[Element and region listings]

---+---

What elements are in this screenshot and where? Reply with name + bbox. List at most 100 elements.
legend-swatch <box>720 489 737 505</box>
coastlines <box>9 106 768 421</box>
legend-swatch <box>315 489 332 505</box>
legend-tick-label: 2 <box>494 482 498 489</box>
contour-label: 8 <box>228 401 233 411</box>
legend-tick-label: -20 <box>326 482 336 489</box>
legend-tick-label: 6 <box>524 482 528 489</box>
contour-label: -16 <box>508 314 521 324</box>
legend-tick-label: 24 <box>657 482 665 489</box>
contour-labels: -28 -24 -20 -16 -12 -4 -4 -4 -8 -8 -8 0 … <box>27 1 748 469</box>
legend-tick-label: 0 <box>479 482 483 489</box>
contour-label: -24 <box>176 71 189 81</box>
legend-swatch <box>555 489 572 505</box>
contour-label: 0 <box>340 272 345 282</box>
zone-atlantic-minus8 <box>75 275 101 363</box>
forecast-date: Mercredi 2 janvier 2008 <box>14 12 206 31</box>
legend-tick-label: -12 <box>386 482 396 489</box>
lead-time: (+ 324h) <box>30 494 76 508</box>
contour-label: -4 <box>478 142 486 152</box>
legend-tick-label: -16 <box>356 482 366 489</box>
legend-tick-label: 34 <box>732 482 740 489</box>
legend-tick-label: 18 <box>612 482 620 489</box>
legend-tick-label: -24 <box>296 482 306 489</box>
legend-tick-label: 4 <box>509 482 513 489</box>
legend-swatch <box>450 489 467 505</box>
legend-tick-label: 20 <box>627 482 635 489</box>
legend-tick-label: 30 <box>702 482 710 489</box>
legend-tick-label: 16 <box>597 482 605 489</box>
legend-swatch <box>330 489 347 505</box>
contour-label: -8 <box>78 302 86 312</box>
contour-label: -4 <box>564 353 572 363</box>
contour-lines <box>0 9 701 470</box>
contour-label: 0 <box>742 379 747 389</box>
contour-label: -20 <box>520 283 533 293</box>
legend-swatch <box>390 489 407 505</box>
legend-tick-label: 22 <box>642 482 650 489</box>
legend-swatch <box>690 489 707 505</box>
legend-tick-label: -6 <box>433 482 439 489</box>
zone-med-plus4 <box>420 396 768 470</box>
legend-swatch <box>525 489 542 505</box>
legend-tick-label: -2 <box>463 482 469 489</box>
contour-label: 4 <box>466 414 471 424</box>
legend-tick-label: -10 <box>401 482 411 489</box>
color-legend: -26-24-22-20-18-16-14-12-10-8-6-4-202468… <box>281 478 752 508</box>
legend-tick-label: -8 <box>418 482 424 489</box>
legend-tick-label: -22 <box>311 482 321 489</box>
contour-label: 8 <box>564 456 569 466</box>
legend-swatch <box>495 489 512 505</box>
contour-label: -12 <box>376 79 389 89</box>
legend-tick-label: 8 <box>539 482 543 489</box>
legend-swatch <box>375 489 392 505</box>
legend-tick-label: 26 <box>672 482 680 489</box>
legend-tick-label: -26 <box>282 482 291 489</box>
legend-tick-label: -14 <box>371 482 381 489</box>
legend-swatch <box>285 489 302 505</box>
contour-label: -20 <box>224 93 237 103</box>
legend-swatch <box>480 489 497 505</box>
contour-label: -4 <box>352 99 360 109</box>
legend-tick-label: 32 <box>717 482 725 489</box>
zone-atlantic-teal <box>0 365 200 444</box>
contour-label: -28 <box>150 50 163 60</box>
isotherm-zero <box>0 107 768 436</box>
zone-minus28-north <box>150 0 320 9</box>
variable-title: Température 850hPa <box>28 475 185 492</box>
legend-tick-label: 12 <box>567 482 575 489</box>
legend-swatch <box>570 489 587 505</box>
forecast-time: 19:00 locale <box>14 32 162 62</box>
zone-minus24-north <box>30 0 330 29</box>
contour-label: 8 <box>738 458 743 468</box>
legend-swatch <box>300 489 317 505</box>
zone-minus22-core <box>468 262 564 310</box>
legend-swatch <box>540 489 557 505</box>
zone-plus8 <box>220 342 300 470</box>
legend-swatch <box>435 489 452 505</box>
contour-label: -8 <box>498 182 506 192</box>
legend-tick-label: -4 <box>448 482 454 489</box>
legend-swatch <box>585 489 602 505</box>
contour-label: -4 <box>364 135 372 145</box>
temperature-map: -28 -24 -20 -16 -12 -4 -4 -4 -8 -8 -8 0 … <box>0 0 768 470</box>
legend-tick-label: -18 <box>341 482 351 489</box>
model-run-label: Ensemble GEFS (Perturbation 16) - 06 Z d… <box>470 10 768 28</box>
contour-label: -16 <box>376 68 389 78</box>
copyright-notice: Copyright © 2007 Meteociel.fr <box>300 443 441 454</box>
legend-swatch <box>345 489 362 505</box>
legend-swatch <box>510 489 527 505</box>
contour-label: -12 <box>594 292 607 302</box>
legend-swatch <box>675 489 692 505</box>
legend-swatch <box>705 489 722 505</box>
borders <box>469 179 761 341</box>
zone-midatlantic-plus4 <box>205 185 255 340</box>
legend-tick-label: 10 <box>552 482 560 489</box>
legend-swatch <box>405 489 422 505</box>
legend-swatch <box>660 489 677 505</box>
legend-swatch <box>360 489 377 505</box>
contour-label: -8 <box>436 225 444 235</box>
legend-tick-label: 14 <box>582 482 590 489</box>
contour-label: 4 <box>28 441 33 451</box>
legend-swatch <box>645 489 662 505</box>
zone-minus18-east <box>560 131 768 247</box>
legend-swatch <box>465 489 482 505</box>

---+---

### Exercise brief
Swap each "legend-swatch" in the entries above for "color-swatch" and reproduce all the entries with nothing else changed.

### Completed exercise
What elements are in this screenshot and where? Reply with name + bbox. List at most 100 elements.
color-swatch <box>720 489 737 505</box>
coastlines <box>9 106 768 421</box>
color-swatch <box>315 489 332 505</box>
legend-tick-label: 2 <box>494 482 498 489</box>
contour-label: 8 <box>228 401 233 411</box>
legend-tick-label: -20 <box>326 482 336 489</box>
legend-tick-label: 6 <box>524 482 528 489</box>
contour-label: -16 <box>508 314 521 324</box>
legend-tick-label: 24 <box>657 482 665 489</box>
contour-labels: -28 -24 -20 -16 -12 -4 -4 -4 -8 -8 -8 0 … <box>27 1 748 469</box>
legend-tick-label: 0 <box>479 482 483 489</box>
contour-label: -24 <box>176 71 189 81</box>
color-swatch <box>555 489 572 505</box>
contour-label: 0 <box>340 272 345 282</box>
zone-atlantic-minus8 <box>75 275 101 363</box>
forecast-date: Mercredi 2 janvier 2008 <box>14 12 206 31</box>
legend-tick-label: -12 <box>386 482 396 489</box>
lead-time: (+ 324h) <box>30 494 76 508</box>
contour-label: -4 <box>478 142 486 152</box>
legend-tick-label: -16 <box>356 482 366 489</box>
legend-tick-label: 34 <box>732 482 740 489</box>
legend-tick-label: 18 <box>612 482 620 489</box>
legend-tick-label: -24 <box>296 482 306 489</box>
legend-tick-label: 4 <box>509 482 513 489</box>
color-swatch <box>450 489 467 505</box>
legend-tick-label: 20 <box>627 482 635 489</box>
legend-tick-label: 30 <box>702 482 710 489</box>
legend-tick-label: 16 <box>597 482 605 489</box>
color-swatch <box>330 489 347 505</box>
contour-label: -8 <box>78 302 86 312</box>
contour-label: -4 <box>564 353 572 363</box>
contour-lines <box>0 9 701 470</box>
contour-label: 0 <box>742 379 747 389</box>
contour-label: -20 <box>520 283 533 293</box>
color-swatch <box>390 489 407 505</box>
legend-tick-label: 22 <box>642 482 650 489</box>
color-swatch <box>690 489 707 505</box>
legend-tick-label: -6 <box>433 482 439 489</box>
zone-med-plus4 <box>420 396 768 470</box>
color-swatch <box>525 489 542 505</box>
legend-tick-label: -2 <box>463 482 469 489</box>
contour-label: 4 <box>466 414 471 424</box>
legend-tick-label: -10 <box>401 482 411 489</box>
color-legend: -26-24-22-20-18-16-14-12-10-8-6-4-202468… <box>281 478 752 508</box>
legend-tick-label: -8 <box>418 482 424 489</box>
legend-tick-label: -22 <box>311 482 321 489</box>
contour-label: 8 <box>564 456 569 466</box>
color-swatch <box>495 489 512 505</box>
contour-label: -12 <box>376 79 389 89</box>
legend-tick-label: 8 <box>539 482 543 489</box>
color-swatch <box>375 489 392 505</box>
legend-tick-label: 26 <box>672 482 680 489</box>
legend-tick-label: -26 <box>282 482 291 489</box>
legend-tick-label: -14 <box>371 482 381 489</box>
color-swatch <box>285 489 302 505</box>
contour-label: -20 <box>224 93 237 103</box>
color-swatch <box>480 489 497 505</box>
contour-label: -4 <box>352 99 360 109</box>
legend-tick-label: 32 <box>717 482 725 489</box>
zone-atlantic-teal <box>0 365 200 444</box>
contour-label: -28 <box>150 50 163 60</box>
isotherm-zero <box>0 107 768 436</box>
zone-minus28-north <box>150 0 320 9</box>
variable-title: Température 850hPa <box>28 475 185 492</box>
legend-tick-label: 12 <box>567 482 575 489</box>
color-swatch <box>570 489 587 505</box>
forecast-time: 19:00 locale <box>14 32 162 62</box>
zone-minus24-north <box>30 0 330 29</box>
contour-label: 8 <box>738 458 743 468</box>
color-swatch <box>300 489 317 505</box>
zone-minus22-core <box>468 262 564 310</box>
color-swatch <box>540 489 557 505</box>
zone-plus8 <box>220 342 300 470</box>
color-swatch <box>435 489 452 505</box>
contour-label: -8 <box>498 182 506 192</box>
legend-tick-label: -4 <box>448 482 454 489</box>
color-swatch <box>585 489 602 505</box>
contour-label: -4 <box>364 135 372 145</box>
temperature-map: -28 -24 -20 -16 -12 -4 -4 -4 -8 -8 -8 0 … <box>0 0 768 470</box>
legend-tick-label: -18 <box>341 482 351 489</box>
model-run-label: Ensemble GEFS (Perturbation 16) - 06 Z d… <box>470 10 768 28</box>
contour-label: -16 <box>376 68 389 78</box>
copyright-notice: Copyright © 2007 Meteociel.fr <box>300 443 441 454</box>
color-swatch <box>345 489 362 505</box>
color-swatch <box>510 489 527 505</box>
contour-label: -12 <box>594 292 607 302</box>
color-swatch <box>675 489 692 505</box>
color-swatch <box>705 489 722 505</box>
borders <box>469 179 761 341</box>
zone-midatlantic-plus4 <box>205 185 255 340</box>
legend-tick-label: 10 <box>552 482 560 489</box>
color-swatch <box>405 489 422 505</box>
color-swatch <box>660 489 677 505</box>
color-swatch <box>360 489 377 505</box>
contour-label: -8 <box>436 225 444 235</box>
legend-tick-label: 14 <box>582 482 590 489</box>
contour-label: 4 <box>28 441 33 451</box>
color-swatch <box>645 489 662 505</box>
zone-minus18-east <box>560 131 768 247</box>
color-swatch <box>465 489 482 505</box>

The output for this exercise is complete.